++++ Supplied data

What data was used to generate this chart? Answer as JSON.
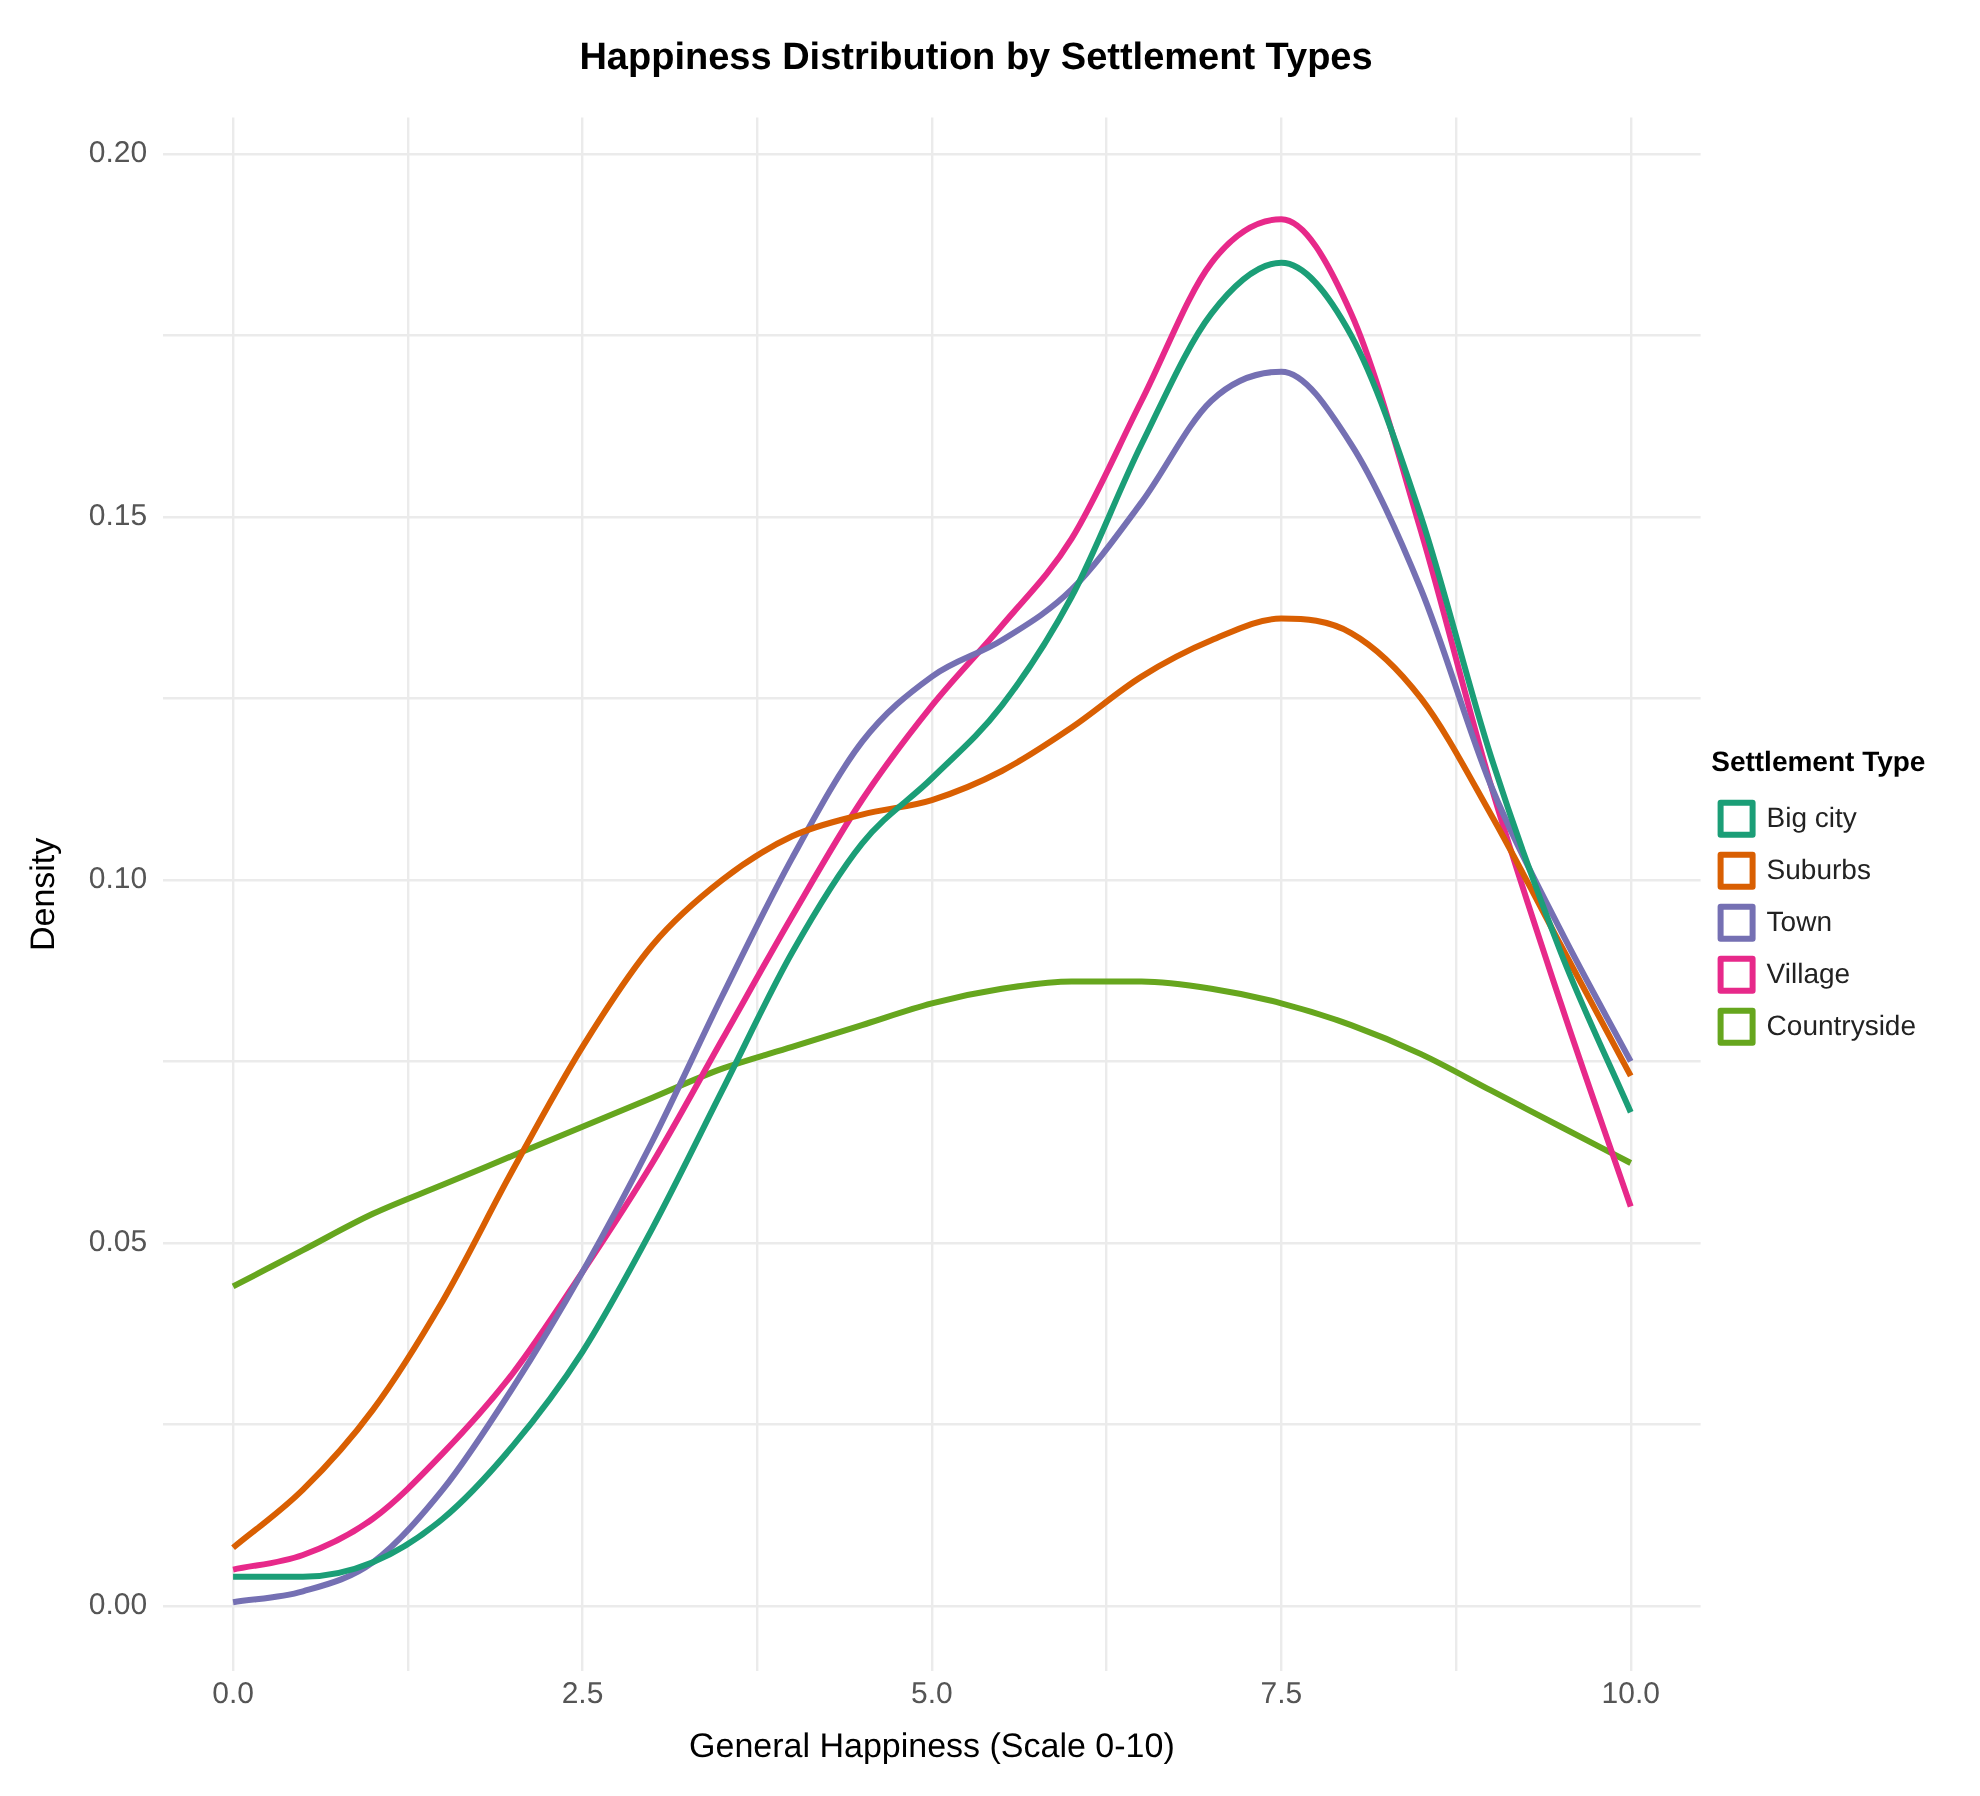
{
  "chart_data": {
    "type": "line",
    "title": "Happiness Distribution by Settlement Types",
    "xlabel": "General Happiness (Scale 0-10)",
    "ylabel": "Density",
    "legend_title": "Settlement Type",
    "x": [
      0,
      0.5,
      1,
      1.5,
      2,
      2.5,
      3,
      3.5,
      4,
      4.5,
      5,
      5.5,
      6,
      6.5,
      7,
      7.5,
      8,
      8.5,
      9,
      9.5,
      10
    ],
    "series": [
      {
        "name": "Big city",
        "color": "#1b9e77",
        "values": [
          0.004,
          0.004,
          0.006,
          0.012,
          0.022,
          0.035,
          0.052,
          0.071,
          0.09,
          0.105,
          0.114,
          0.124,
          0.139,
          0.16,
          0.178,
          0.185,
          0.175,
          0.15,
          0.117,
          0.09,
          0.068
        ]
      },
      {
        "name": "Suburbs",
        "color": "#d95f02",
        "values": [
          0.008,
          0.016,
          0.027,
          0.042,
          0.06,
          0.077,
          0.091,
          0.1,
          0.106,
          0.109,
          0.111,
          0.115,
          0.121,
          0.128,
          0.133,
          0.136,
          0.134,
          0.125,
          0.109,
          0.091,
          0.073
        ]
      },
      {
        "name": "Town",
        "color": "#7570b3",
        "values": [
          0.0005,
          0.002,
          0.006,
          0.016,
          0.03,
          0.046,
          0.064,
          0.084,
          0.103,
          0.119,
          0.128,
          0.133,
          0.14,
          0.152,
          0.166,
          0.17,
          0.16,
          0.14,
          0.113,
          0.093,
          0.075
        ]
      },
      {
        "name": "Village",
        "color": "#e7298a",
        "values": [
          0.005,
          0.007,
          0.012,
          0.021,
          0.032,
          0.046,
          0.061,
          0.078,
          0.095,
          0.111,
          0.124,
          0.135,
          0.147,
          0.166,
          0.185,
          0.191,
          0.178,
          0.148,
          0.113,
          0.083,
          0.055
        ]
      },
      {
        "name": "Countryside",
        "color": "#66a61e",
        "values": [
          0.044,
          0.049,
          0.054,
          0.058,
          0.062,
          0.066,
          0.07,
          0.074,
          0.077,
          0.08,
          0.083,
          0.085,
          0.086,
          0.086,
          0.085,
          0.083,
          0.08,
          0.076,
          0.071,
          0.066,
          0.061
        ]
      }
    ],
    "xlim": [
      -0.5,
      10.5
    ],
    "ylim": [
      -0.009,
      0.205
    ],
    "xticks": [
      {
        "value": 0,
        "label": "0.0"
      },
      {
        "value": 1.25,
        "label": null
      },
      {
        "value": 2.5,
        "label": "2.5"
      },
      {
        "value": 3.75,
        "label": null
      },
      {
        "value": 5,
        "label": "5.0"
      },
      {
        "value": 6.25,
        "label": null
      },
      {
        "value": 7.5,
        "label": "7.5"
      },
      {
        "value": 8.75,
        "label": null
      },
      {
        "value": 10,
        "label": "10.0"
      }
    ],
    "yticks": [
      {
        "value": 0,
        "label": "0.00"
      },
      {
        "value": 0.025,
        "label": null
      },
      {
        "value": 0.05,
        "label": "0.05"
      },
      {
        "value": 0.075,
        "label": null
      },
      {
        "value": 0.1,
        "label": "0.10"
      },
      {
        "value": 0.125,
        "label": null
      },
      {
        "value": 0.15,
        "label": "0.15"
      },
      {
        "value": 0.175,
        "label": null
      },
      {
        "value": 0.2,
        "label": "0.20"
      }
    ],
    "grid": true,
    "legend": "right",
    "marker": "none",
    "line_style": "solid"
  }
}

++++++++

Request:
Pictures are not part of the copy; output everything else in the records exactly.

In response:
What data was used to generate this chart? Answer as JSON.
{
  "chart_data": {
    "type": "line",
    "title": "Happiness Distribution by Settlement Types",
    "xlabel": "General Happiness (Scale 0-10)",
    "ylabel": "Density",
    "legend_title": "Settlement Type",
    "x": [
      0,
      0.5,
      1,
      1.5,
      2,
      2.5,
      3,
      3.5,
      4,
      4.5,
      5,
      5.5,
      6,
      6.5,
      7,
      7.5,
      8,
      8.5,
      9,
      9.5,
      10
    ],
    "series": [
      {
        "name": "Big city",
        "color": "#1b9e77",
        "values": [
          0.004,
          0.004,
          0.006,
          0.012,
          0.022,
          0.035,
          0.052,
          0.071,
          0.09,
          0.105,
          0.114,
          0.124,
          0.139,
          0.16,
          0.178,
          0.185,
          0.175,
          0.15,
          0.117,
          0.09,
          0.068
        ]
      },
      {
        "name": "Suburbs",
        "color": "#d95f02",
        "values": [
          0.008,
          0.016,
          0.027,
          0.042,
          0.06,
          0.077,
          0.091,
          0.1,
          0.106,
          0.109,
          0.111,
          0.115,
          0.121,
          0.128,
          0.133,
          0.136,
          0.134,
          0.125,
          0.109,
          0.091,
          0.073
        ]
      },
      {
        "name": "Town",
        "color": "#7570b3",
        "values": [
          0.0005,
          0.002,
          0.006,
          0.016,
          0.03,
          0.046,
          0.064,
          0.084,
          0.103,
          0.119,
          0.128,
          0.133,
          0.14,
          0.152,
          0.166,
          0.17,
          0.16,
          0.14,
          0.113,
          0.093,
          0.075
        ]
      },
      {
        "name": "Village",
        "color": "#e7298a",
        "values": [
          0.005,
          0.007,
          0.012,
          0.021,
          0.032,
          0.046,
          0.061,
          0.078,
          0.095,
          0.111,
          0.124,
          0.135,
          0.147,
          0.166,
          0.185,
          0.191,
          0.178,
          0.148,
          0.113,
          0.083,
          0.055
        ]
      },
      {
        "name": "Countryside",
        "color": "#66a61e",
        "values": [
          0.044,
          0.049,
          0.054,
          0.058,
          0.062,
          0.066,
          0.07,
          0.074,
          0.077,
          0.08,
          0.083,
          0.085,
          0.086,
          0.086,
          0.085,
          0.083,
          0.08,
          0.076,
          0.071,
          0.066,
          0.061
        ]
      }
    ],
    "xlim": [
      -0.5,
      10.5
    ],
    "ylim": [
      -0.009,
      0.205
    ],
    "xticks": [
      {
        "value": 0,
        "label": "0.0"
      },
      {
        "value": 1.25,
        "label": null
      },
      {
        "value": 2.5,
        "label": "2.5"
      },
      {
        "value": 3.75,
        "label": null
      },
      {
        "value": 5,
        "label": "5.0"
      },
      {
        "value": 6.25,
        "label": null
      },
      {
        "value": 7.5,
        "label": "7.5"
      },
      {
        "value": 8.75,
        "label": null
      },
      {
        "value": 10,
        "label": "10.0"
      }
    ],
    "yticks": [
      {
        "value": 0,
        "label": "0.00"
      },
      {
        "value": 0.025,
        "label": null
      },
      {
        "value": 0.05,
        "label": "0.05"
      },
      {
        "value": 0.075,
        "label": null
      },
      {
        "value": 0.1,
        "label": "0.10"
      },
      {
        "value": 0.125,
        "label": null
      },
      {
        "value": 0.15,
        "label": "0.15"
      },
      {
        "value": 0.175,
        "label": null
      },
      {
        "value": 0.2,
        "label": "0.20"
      }
    ],
    "grid": true,
    "legend": "right",
    "marker": "none",
    "line_style": "solid"
  }
}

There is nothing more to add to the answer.